Problem → Check each line of the records below for the word "value" and copy those where it appears.

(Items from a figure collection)
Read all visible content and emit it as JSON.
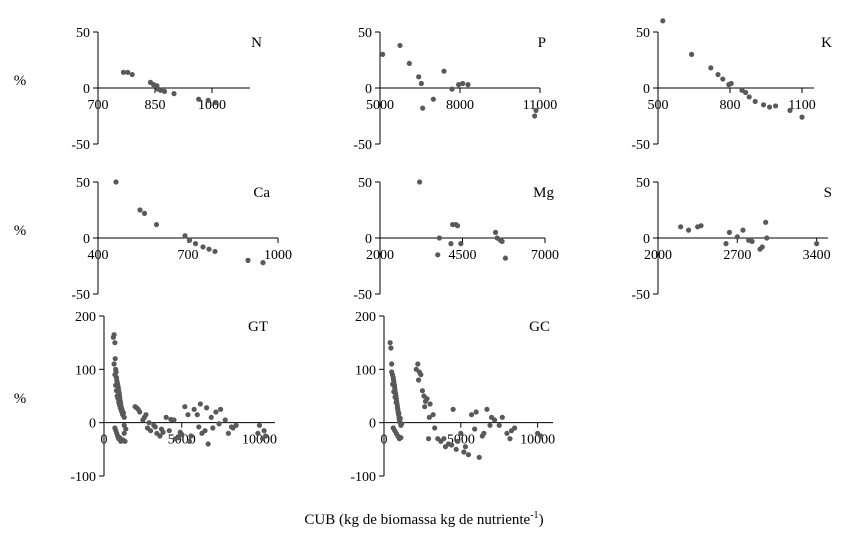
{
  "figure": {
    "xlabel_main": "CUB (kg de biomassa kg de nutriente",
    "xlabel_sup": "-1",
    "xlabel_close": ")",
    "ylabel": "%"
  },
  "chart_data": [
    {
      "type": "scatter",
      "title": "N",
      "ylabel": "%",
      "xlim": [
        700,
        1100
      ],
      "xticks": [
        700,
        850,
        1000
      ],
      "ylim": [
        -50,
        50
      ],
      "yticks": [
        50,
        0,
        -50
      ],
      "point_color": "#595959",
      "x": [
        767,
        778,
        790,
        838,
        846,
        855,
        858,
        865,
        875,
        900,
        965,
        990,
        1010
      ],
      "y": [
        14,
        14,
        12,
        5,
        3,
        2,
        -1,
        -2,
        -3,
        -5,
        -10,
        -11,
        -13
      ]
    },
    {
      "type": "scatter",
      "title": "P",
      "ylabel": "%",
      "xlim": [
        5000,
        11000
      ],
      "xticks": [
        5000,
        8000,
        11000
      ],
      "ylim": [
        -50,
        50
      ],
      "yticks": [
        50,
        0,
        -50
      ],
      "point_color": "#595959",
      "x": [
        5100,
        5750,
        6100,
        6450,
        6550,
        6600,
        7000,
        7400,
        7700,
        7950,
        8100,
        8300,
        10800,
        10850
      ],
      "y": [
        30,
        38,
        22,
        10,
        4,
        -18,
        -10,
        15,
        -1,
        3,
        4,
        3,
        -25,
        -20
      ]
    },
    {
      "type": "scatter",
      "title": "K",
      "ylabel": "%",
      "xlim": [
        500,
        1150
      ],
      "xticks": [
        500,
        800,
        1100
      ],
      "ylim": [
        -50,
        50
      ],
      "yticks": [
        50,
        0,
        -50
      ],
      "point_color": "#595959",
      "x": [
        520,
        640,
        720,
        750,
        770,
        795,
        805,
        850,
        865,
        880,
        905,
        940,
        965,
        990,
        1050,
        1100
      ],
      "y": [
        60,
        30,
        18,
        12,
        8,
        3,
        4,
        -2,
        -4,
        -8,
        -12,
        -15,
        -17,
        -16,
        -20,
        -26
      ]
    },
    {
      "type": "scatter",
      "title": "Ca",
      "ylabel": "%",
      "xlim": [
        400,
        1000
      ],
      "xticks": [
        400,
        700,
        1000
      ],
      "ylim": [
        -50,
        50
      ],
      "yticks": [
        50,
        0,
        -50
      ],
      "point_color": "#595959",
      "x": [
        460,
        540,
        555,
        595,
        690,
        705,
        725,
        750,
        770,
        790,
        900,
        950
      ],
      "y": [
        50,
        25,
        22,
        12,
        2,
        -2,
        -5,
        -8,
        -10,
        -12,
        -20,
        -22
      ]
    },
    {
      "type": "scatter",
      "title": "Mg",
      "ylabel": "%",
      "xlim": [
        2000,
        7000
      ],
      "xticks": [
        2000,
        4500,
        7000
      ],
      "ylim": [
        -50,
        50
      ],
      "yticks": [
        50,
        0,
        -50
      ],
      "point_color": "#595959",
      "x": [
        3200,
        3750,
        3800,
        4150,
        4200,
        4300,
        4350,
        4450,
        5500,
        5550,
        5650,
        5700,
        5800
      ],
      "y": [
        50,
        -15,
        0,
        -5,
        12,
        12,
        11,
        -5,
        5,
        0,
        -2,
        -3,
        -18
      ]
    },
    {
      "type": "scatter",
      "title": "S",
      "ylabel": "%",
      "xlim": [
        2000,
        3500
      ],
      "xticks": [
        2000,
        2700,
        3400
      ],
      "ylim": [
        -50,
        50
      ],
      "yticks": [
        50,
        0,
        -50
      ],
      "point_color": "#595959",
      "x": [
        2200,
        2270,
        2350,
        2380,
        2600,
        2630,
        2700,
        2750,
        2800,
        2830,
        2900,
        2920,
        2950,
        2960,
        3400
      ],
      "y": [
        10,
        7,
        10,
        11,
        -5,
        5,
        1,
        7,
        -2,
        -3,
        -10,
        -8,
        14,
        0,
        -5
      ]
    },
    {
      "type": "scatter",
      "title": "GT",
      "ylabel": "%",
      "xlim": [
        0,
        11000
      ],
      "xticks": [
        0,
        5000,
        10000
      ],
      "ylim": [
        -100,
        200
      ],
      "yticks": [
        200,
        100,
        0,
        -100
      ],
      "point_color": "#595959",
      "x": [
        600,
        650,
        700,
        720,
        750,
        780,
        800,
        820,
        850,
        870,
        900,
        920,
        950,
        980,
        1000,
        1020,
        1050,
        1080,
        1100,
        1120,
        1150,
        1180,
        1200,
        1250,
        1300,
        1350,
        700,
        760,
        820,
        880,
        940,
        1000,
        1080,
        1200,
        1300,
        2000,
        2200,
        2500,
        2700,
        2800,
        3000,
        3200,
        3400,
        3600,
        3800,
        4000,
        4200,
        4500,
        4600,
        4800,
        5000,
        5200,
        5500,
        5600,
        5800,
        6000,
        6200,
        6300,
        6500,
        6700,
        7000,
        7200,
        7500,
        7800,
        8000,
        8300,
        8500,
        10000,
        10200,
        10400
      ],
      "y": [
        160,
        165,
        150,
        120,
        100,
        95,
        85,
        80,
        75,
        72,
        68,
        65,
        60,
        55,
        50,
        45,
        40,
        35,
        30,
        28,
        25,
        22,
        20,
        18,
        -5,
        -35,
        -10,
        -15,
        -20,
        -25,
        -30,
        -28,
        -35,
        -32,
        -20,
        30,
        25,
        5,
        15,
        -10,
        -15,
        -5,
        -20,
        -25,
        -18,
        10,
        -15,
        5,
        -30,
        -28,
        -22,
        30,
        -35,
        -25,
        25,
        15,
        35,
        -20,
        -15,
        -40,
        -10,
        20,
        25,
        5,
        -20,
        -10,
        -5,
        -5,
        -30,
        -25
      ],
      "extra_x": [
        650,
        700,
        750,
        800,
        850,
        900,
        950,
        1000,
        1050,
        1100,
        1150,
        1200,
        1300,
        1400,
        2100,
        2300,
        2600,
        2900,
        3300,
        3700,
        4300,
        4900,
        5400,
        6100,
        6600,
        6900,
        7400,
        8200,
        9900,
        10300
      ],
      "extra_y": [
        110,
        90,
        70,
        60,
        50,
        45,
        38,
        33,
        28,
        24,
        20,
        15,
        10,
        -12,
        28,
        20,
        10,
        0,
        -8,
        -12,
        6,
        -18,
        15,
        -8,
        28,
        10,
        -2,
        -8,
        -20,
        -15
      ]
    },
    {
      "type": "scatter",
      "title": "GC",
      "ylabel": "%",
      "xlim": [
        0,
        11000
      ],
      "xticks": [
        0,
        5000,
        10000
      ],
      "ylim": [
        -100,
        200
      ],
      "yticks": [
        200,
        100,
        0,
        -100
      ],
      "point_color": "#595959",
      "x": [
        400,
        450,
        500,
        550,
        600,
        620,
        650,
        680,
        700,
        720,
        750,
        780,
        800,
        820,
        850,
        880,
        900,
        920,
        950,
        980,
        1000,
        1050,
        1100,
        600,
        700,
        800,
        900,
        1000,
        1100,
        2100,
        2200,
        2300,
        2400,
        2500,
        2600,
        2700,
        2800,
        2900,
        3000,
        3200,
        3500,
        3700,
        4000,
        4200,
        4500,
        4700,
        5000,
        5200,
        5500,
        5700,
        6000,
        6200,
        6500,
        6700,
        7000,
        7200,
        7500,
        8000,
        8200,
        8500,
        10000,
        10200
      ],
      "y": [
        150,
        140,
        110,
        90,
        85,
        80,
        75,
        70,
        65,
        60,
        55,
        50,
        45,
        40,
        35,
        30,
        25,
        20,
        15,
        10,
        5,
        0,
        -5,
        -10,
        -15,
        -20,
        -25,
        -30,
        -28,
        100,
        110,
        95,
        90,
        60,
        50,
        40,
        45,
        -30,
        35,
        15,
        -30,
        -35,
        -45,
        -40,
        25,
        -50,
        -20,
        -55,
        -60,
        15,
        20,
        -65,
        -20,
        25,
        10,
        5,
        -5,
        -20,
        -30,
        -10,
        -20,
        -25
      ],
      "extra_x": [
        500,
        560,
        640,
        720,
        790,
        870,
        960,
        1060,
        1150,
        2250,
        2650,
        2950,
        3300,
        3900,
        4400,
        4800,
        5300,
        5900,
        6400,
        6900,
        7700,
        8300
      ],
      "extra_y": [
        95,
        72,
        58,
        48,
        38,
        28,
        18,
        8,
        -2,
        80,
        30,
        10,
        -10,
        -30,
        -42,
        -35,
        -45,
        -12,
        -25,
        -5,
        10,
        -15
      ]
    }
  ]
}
---
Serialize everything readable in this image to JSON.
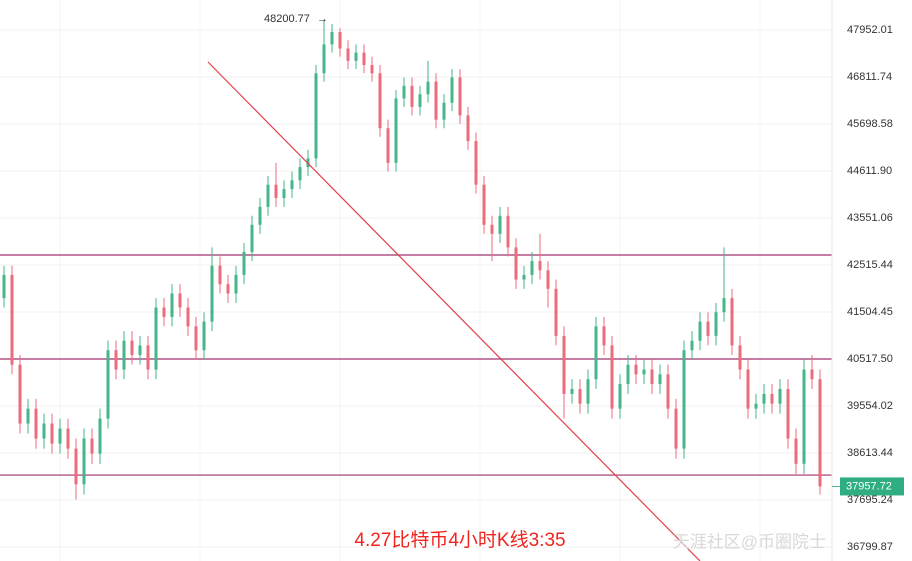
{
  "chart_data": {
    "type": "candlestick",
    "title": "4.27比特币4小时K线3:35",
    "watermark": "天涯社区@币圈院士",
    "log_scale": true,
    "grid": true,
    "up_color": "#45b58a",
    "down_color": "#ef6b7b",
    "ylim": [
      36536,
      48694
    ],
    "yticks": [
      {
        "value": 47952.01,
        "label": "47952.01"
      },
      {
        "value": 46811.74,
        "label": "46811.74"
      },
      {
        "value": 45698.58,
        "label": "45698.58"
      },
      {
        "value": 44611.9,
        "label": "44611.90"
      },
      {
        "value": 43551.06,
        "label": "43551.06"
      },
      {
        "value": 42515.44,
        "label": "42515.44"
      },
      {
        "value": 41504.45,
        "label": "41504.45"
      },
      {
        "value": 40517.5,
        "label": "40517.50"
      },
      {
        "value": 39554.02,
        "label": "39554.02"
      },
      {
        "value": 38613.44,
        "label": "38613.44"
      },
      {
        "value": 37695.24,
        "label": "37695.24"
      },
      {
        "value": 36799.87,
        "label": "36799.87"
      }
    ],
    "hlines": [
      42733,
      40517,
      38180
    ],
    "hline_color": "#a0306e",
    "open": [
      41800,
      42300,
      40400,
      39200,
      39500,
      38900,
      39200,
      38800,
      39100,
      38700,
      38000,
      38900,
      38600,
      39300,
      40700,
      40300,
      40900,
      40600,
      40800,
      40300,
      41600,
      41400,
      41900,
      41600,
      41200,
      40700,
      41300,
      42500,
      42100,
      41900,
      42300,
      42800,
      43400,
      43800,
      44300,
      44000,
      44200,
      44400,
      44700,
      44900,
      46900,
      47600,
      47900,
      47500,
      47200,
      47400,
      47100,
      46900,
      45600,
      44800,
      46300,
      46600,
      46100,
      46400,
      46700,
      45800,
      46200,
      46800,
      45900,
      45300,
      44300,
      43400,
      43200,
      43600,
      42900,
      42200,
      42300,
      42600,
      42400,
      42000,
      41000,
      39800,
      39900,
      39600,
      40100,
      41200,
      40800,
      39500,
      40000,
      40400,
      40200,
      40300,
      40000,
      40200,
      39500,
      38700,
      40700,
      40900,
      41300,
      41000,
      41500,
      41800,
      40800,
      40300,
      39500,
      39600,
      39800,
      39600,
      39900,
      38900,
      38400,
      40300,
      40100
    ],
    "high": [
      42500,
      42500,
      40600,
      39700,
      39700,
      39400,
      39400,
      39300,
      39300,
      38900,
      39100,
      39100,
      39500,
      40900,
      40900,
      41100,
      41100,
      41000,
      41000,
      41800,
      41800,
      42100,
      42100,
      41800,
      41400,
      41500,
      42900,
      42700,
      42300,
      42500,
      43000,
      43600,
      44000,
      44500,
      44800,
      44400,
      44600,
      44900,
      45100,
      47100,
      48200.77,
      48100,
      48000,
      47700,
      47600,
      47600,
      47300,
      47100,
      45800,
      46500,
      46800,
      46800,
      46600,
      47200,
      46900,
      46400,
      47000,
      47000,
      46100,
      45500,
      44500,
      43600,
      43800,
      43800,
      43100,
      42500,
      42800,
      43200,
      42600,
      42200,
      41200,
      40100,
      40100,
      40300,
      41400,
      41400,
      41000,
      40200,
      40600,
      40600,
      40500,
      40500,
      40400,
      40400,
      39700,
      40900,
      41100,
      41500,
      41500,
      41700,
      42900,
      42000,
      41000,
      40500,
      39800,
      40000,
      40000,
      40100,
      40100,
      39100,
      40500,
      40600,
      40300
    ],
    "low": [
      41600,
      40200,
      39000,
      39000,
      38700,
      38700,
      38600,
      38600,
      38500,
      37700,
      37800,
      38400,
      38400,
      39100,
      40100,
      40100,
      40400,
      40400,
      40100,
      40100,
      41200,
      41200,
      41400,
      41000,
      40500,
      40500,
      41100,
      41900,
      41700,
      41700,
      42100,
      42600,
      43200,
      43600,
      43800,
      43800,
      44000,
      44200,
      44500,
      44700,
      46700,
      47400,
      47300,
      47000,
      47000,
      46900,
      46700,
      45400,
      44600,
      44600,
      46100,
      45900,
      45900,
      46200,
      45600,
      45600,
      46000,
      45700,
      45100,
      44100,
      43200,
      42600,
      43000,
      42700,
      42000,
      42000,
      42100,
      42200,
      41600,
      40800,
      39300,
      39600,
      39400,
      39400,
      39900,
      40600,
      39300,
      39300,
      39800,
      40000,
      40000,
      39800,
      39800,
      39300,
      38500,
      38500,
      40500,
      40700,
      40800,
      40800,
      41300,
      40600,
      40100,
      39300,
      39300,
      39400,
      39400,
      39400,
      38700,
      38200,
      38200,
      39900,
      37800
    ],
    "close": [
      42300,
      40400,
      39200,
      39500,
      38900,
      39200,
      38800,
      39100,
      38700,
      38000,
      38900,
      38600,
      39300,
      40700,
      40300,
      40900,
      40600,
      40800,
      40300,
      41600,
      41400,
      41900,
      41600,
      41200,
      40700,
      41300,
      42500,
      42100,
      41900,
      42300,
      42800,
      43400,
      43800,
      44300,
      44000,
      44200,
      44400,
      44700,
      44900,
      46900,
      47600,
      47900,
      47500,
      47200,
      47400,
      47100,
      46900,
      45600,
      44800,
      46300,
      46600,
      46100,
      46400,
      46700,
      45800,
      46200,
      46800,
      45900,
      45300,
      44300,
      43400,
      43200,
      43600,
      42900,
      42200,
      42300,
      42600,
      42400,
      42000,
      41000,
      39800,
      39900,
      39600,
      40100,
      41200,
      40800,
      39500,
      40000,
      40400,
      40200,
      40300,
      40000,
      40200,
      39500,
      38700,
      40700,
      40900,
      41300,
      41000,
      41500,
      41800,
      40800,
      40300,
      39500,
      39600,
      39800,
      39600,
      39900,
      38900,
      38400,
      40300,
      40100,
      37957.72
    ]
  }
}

Full output →
        "value": 47952.01,
        "value": 46811.74,
        "value": 45698.58,
        "value": 44611.9,
        "value": 43551.06,
        "value": 42515.44,
        "value": 41504.45,
        "value": 40517.5,
        "value": 39554.02,
        "value": 38613.44,
        "value": 37695.24,
        "value": 36799.87,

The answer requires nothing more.